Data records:
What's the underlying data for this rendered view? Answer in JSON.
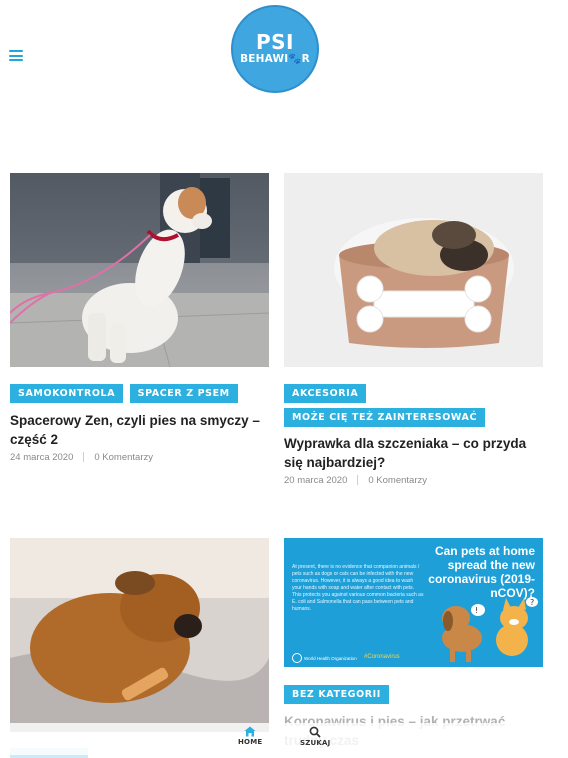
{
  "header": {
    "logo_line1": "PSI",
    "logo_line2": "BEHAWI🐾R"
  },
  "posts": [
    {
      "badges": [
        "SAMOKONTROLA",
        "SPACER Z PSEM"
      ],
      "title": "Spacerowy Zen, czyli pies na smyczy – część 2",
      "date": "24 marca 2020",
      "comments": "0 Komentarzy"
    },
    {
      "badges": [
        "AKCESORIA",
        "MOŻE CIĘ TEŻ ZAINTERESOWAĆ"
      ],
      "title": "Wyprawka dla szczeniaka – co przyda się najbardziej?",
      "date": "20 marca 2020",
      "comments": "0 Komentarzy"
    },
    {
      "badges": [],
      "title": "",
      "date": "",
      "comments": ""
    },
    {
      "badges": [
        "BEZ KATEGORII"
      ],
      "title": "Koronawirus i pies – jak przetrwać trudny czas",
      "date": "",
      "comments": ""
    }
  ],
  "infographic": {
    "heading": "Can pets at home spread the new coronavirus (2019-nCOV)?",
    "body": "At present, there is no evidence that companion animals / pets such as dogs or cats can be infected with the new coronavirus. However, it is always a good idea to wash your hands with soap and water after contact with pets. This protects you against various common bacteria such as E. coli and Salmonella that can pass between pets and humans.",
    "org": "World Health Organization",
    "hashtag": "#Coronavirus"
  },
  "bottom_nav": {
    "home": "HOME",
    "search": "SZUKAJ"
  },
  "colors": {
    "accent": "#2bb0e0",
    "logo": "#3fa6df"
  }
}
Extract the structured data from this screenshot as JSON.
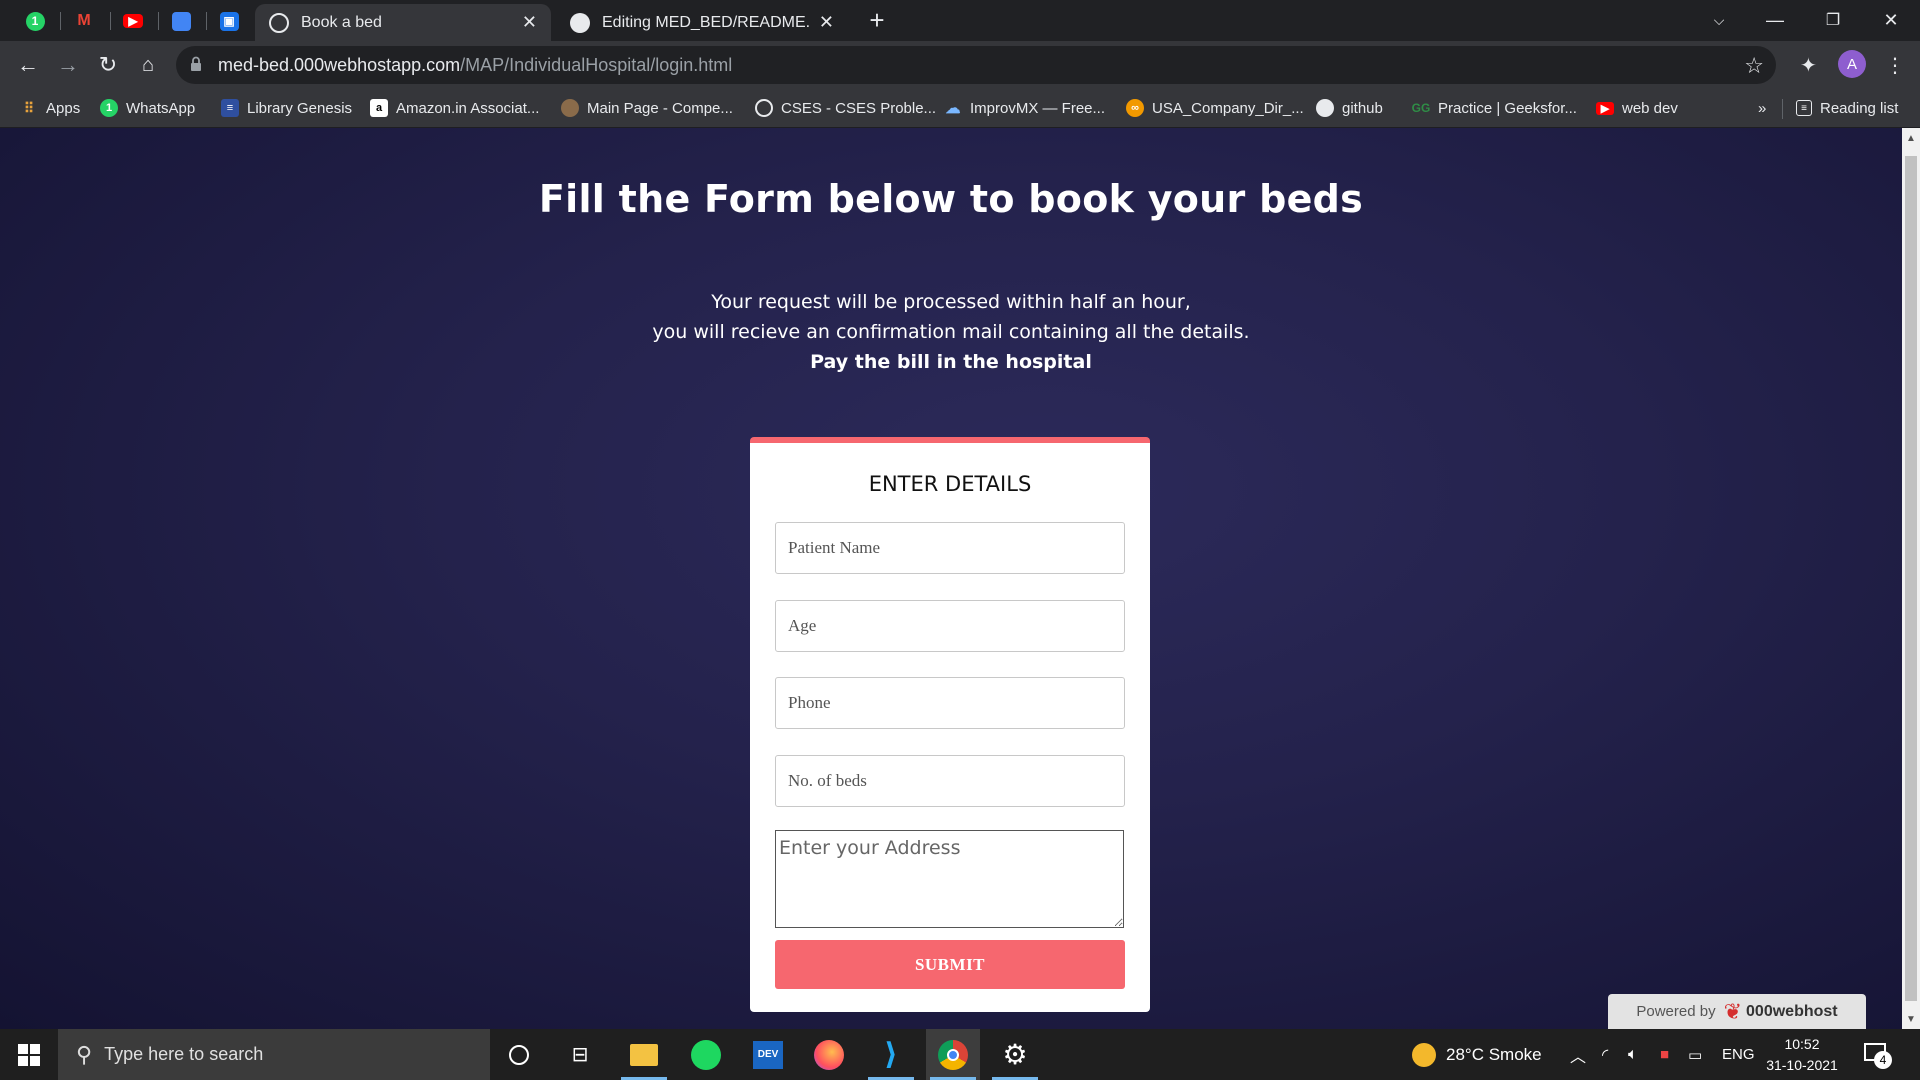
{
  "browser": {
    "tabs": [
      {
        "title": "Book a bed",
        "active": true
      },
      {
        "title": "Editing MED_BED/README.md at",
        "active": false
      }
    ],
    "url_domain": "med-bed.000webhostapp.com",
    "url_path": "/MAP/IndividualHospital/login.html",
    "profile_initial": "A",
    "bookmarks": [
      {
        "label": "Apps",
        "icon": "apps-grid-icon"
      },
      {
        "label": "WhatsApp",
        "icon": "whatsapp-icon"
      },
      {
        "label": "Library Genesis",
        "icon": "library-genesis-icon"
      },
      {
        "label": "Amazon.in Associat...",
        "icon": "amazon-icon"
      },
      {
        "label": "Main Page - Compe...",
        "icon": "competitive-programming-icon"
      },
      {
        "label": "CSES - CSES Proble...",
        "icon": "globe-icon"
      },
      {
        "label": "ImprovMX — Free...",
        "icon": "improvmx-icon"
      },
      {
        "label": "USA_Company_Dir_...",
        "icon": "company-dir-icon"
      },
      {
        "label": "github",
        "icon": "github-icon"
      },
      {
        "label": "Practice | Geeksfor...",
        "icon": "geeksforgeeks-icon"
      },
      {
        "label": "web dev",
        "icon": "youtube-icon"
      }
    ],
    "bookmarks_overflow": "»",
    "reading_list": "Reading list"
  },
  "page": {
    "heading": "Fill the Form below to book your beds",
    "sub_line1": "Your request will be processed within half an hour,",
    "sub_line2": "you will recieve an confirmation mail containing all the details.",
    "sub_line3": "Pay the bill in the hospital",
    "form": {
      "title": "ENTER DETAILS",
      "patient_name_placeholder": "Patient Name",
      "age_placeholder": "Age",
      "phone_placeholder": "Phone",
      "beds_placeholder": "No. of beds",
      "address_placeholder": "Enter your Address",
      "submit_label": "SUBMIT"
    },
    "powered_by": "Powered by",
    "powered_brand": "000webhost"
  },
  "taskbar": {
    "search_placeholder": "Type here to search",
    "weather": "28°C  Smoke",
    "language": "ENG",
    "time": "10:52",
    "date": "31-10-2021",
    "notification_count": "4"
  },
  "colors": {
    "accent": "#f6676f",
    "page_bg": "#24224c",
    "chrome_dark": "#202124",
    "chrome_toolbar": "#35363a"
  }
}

Task prompt: Report every line above that has the string "icon" in it.

Result for this exercise:
        "icon": "apps-grid-icon"
        "icon": "whatsapp-icon"
        "icon": "library-genesis-icon"
        "icon": "amazon-icon"
        "icon": "competitive-programming-icon"
        "icon": "globe-icon"
        "icon": "improvmx-icon"
        "icon": "company-dir-icon"
        "icon": "github-icon"
        "icon": "geeksforgeeks-icon"
        "icon": "youtube-icon"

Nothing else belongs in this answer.